▶ Required work: Below you will find a set of lines. Repeat them all exactly.

▶ Supplied material:
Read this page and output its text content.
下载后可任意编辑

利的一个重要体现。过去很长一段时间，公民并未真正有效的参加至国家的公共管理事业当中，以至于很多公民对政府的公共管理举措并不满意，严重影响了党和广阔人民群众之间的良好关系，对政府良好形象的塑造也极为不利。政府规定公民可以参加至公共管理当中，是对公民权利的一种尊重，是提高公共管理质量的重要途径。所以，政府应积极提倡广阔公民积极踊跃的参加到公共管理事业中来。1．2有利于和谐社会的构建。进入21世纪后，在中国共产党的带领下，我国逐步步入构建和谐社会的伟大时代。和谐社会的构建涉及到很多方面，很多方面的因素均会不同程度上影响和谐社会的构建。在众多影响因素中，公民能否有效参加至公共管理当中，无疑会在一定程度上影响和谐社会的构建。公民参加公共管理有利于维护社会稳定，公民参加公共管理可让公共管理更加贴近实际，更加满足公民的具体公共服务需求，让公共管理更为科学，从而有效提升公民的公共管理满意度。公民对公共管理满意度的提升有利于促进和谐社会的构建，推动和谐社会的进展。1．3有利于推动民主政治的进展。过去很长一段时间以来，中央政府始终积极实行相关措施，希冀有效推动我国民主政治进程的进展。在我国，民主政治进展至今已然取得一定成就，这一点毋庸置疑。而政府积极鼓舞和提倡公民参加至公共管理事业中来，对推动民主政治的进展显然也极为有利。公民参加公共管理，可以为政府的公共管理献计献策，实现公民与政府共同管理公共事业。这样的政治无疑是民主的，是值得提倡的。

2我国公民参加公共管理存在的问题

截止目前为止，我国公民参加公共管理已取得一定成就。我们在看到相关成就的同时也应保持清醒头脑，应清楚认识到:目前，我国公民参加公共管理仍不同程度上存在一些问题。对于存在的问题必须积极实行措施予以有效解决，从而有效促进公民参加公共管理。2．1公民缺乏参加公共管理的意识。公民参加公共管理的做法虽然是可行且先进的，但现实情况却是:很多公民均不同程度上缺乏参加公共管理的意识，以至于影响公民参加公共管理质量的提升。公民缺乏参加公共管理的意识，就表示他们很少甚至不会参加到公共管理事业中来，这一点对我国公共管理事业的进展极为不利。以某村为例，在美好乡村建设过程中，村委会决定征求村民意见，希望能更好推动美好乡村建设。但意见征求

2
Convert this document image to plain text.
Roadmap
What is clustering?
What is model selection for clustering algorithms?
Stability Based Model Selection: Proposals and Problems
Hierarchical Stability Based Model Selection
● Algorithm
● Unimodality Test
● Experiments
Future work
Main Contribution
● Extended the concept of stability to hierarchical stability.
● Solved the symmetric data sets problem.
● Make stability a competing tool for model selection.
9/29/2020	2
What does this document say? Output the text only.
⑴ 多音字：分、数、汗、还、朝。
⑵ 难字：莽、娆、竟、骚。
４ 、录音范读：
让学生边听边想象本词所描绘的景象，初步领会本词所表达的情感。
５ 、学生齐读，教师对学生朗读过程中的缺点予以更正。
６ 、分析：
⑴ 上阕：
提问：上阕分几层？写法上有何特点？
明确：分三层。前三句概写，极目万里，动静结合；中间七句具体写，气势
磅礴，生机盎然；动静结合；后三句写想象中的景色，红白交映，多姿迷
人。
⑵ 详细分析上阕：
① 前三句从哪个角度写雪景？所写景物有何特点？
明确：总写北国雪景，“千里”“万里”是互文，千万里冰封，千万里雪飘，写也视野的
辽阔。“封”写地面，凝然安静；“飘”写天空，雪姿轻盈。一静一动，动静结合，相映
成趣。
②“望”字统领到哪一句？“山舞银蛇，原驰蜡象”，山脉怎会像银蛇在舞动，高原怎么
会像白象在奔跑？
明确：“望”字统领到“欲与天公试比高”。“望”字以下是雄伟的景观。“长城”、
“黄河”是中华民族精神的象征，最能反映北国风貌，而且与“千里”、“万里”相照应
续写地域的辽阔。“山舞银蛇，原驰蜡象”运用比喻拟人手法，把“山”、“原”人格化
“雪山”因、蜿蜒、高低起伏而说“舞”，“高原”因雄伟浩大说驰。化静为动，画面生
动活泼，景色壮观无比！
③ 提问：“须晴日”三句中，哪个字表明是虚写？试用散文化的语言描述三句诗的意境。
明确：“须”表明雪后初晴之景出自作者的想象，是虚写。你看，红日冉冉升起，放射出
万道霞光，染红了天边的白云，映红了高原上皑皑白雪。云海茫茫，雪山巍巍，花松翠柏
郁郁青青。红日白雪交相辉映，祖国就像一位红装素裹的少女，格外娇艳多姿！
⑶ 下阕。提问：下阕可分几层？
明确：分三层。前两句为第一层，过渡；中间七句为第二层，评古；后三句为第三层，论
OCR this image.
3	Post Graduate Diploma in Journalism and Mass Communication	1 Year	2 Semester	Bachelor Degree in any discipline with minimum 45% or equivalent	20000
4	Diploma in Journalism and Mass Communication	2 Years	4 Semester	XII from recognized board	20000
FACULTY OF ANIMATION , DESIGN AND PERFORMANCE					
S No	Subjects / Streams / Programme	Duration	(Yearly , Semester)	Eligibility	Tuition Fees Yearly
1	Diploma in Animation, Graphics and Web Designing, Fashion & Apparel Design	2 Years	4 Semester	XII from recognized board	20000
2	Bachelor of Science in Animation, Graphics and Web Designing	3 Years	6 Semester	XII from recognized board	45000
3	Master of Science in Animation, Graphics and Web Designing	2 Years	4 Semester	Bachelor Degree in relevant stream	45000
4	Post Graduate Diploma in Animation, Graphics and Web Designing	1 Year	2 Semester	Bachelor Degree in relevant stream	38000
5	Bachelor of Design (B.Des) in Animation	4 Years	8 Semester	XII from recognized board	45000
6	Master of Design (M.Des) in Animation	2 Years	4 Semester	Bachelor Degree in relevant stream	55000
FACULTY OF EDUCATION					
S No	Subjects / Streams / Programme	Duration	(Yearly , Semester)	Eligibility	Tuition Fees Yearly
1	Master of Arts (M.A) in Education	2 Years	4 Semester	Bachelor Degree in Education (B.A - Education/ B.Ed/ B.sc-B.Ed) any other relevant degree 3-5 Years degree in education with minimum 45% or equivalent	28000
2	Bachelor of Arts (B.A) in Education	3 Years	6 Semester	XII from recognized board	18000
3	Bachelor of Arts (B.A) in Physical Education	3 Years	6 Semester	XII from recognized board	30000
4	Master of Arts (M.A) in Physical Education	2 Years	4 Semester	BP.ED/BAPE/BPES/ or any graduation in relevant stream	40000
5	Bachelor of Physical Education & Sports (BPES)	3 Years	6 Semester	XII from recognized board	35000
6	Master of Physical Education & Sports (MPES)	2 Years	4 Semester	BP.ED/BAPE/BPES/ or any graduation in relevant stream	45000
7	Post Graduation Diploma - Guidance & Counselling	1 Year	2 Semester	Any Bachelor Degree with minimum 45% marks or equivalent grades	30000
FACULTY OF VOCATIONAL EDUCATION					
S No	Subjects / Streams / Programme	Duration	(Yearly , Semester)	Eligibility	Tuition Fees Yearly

▶ The reply:
Read this page and output its text content.
下载后可任意编辑

利的一个重要体现。过去很长一段时间，公民并未真正有效的参加至国家的公共管理事业当中，以至于很多公民对政府的公共管理举措并不满意，严重影响了党和广阔人民群众之间的良好关系，对政府良好形象的塑造也极为不利。政府规定公民可以参加至公共管理当中，是对公民权利的一种尊重，是提高公共管理质量的重要途径。所以，政府应积极提倡广阔公民积极踊跃的参加到公共管理事业中来。1．2有利于和谐社会的构建。进入21世纪后，在中国共产党的带领下，我国逐步步入构建和谐社会的伟大时代。和谐社会的构建涉及到很多方面，很多方面的因素均会不同程度上影响和谐社会的构建。在众多影响因素中，公民能否有效参加至公共管理当中，无疑会在一定程度上影响和谐社会的构建。公民参加公共管理有利于维护社会稳定，公民参加公共管理可让公共管理更加贴近实际，更加满足公民的具体公共服务需求，让公共管理更为科学，从而有效提升公民的公共管理满意度。公民对公共管理满意度的提升有利于促进和谐社会的构建，推动和谐社会的进展。1．3有利于推动民主政治的进展。过去很长一段时间以来，中央政府始终积极实行相关措施，希冀有效推动我国民主政治进程的进展。在我国，民主政治进展至今已然取得一定成就，这一点毋庸置疑。而政府积极鼓舞和提倡公民参加至公共管理事业中来，对推动民主政治的进展显然也极为有利。公民参加公共管理，可以为政府的公共管理献计献策，实现公民与政府共同管理公共事业。这样的政治无疑是民主的，是值得提倡的。

2我国公民参加公共管理存在的问题

截止目前为止，我国公民参加公共管理已取得一定成就。我们在看到相关成就的同时也应保持清醒头脑，应清楚认识到:目前，我国公民参加公共管理仍不同程度上存在一些问题。对于存在的问题必须积极实行措施予以有效解决，从而有效促进公民参加公共管理。2．1公民缺乏参加公共管理的意识。公民参加公共管理的做法虽然是可行且先进的，但现实情况却是:很多公民均不同程度上缺乏参加公共管理的意识，以至于影响公民参加公共管理质量的提升。公民缺乏参加公共管理的意识，就表示他们很少甚至不会参加到公共管理事业中来，这一点对我国公共管理事业的进展极为不利。以某村为例，在美好乡村建设过程中，村委会决定征求村民意见，希望能更好推动美好乡村建设。但意见征求

2
Convert this document image to plain text.
Roadmap
What is clustering?
What is model selection for clustering algorithms?
Stability Based Model Selection: Proposals and Problems
Hierarchical Stability Based Model Selection
● Algorithm
● Unimodality Test
● Experiments
Future work
Main Contribution
● Extended the concept of stability to hierarchical stability.
● Solved the symmetric data sets problem.
● Make stability a competing tool for model selection.
9/29/2020	2
What does this document say? Output the text only.
⑴ 多音字：分、数、汗、还、朝。
⑵ 难字：莽、娆、竟、骚。
４ 、录音范读：
让学生边听边想象本词所描绘的景象，初步领会本词所表达的情感。
５ 、学生齐读，教师对学生朗读过程中的缺点予以更正。
６ 、分析：
⑴ 上阕：
提问：上阕分几层？写法上有何特点？
明确：分三层。前三句概写，极目万里，动静结合；中间七句具体写，气势
磅礴，生机盎然；动静结合；后三句写想象中的景色，红白交映，多姿迷
人。
⑵ 详细分析上阕：
① 前三句从哪个角度写雪景？所写景物有何特点？
明确：总写北国雪景，“千里”“万里”是互文，千万里冰封，千万里雪飘，写也视野的
辽阔。“封”写地面，凝然安静；“飘”写天空，雪姿轻盈。一静一动，动静结合，相映
成趣。
②“望”字统领到哪一句？“山舞银蛇，原驰蜡象”，山脉怎会像银蛇在舞动，高原怎么
会像白象在奔跑？
明确：“望”字统领到“欲与天公试比高”。“望”字以下是雄伟的景观。“长城”、
“黄河”是中华民族精神的象征，最能反映北国风貌，而且与“千里”、“万里”相照应
续写地域的辽阔。“山舞银蛇，原驰蜡象”运用比喻拟人手法，把“山”、“原”人格化
“雪山”因、蜿蜒、高低起伏而说“舞”，“高原”因雄伟浩大说驰。化静为动，画面生
动活泼，景色壮观无比！
③ 提问：“须晴日”三句中，哪个字表明是虚写？试用散文化的语言描述三句诗的意境。
明确：“须”表明雪后初晴之景出自作者的想象，是虚写。你看，红日冉冉升起，放射出
万道霞光，染红了天边的白云，映红了高原上皑皑白雪。云海茫茫，雪山巍巍，花松翠柏
郁郁青青。红日白雪交相辉映，祖国就像一位红装素裹的少女，格外娇艳多姿！
⑶ 下阕。提问：下阕可分几层？
明确：分三层。前两句为第一层，过渡；中间七句为第二层，评古；后三句为第三层，论
OCR this image.
3	Post Graduate Diploma in Journalism and Mass Communication	1 Year	2 Semester	Bachelor Degree in any discipline with minimum 45% or equivalent	20000
4	Diploma in Journalism and Mass Communication	2 Years	4 Semester	XII from recognized board	20000
FACULTY OF ANIMATION , DESIGN AND PERFORMANCE					
S No	Subjects / Streams / Programme	Duration	(Yearly , Semester)	Eligibility	Tuition Fees Yearly
1	Diploma in Animation, Graphics and Web Designing, Fashion & Apparel Design	2 Years	4 Semester	XII from recognized board	20000
2	Bachelor of Science in Animation, Graphics and Web Designing	3 Years	6 Semester	XII from recognized board	45000
3	Master of Science in Animation, Graphics and Web Designing	2 Years	4 Semester	Bachelor Degree in relevant stream	45000
4	Post Graduate Diploma in Animation, Graphics and Web Designing	1 Year	2 Semester	Bachelor Degree in relevant stream	38000
5	Bachelor of Design (B.Des) in Animation	4 Years	8 Semester	XII from recognized board	45000
6	Master of Design (M.Des) in Animation	2 Years	4 Semester	Bachelor Degree in relevant stream	55000
FACULTY OF EDUCATION					
S No	Subjects / Streams / Programme	Duration	(Yearly , Semester)	Eligibility	Tuition Fees Yearly
1	Master of Arts (M.A) in Education	2 Years	4 Semester	Bachelor Degree in Education (B.A - Education/ B.Ed/ B.sc-B.Ed) any other relevant degree 3-5 Years degree in education with minimum 45% or equivalent	28000
2	Bachelor of Arts (B.A) in Education	3 Years	6 Semester	XII from recognized board	18000
3	Bachelor of Arts (B.A) in Physical Education	3 Years	6 Semester	XII from recognized board	30000
4	Master of Arts (M.A) in Physical Education	2 Years	4 Semester	BP.ED/BAPE/BPES/ or any graduation in relevant stream	40000
5	Bachelor of Physical Education & Sports (BPES)	3 Years	6 Semester	XII from recognized board	35000
6	Master of Physical Education & Sports (MPES)	2 Years	4 Semester	BP.ED/BAPE/BPES/ or any graduation in relevant stream	45000
7	Post Graduation Diploma - Guidance & Counselling	1 Year	2 Semester	Any Bachelor Degree with minimum 45% marks or equivalent grades	30000
FACULTY OF VOCATIONAL EDUCATION					
S No	Subjects / Streams / Programme	Duration	(Yearly , Semester)	Eligibility	Tuition Fees Yearly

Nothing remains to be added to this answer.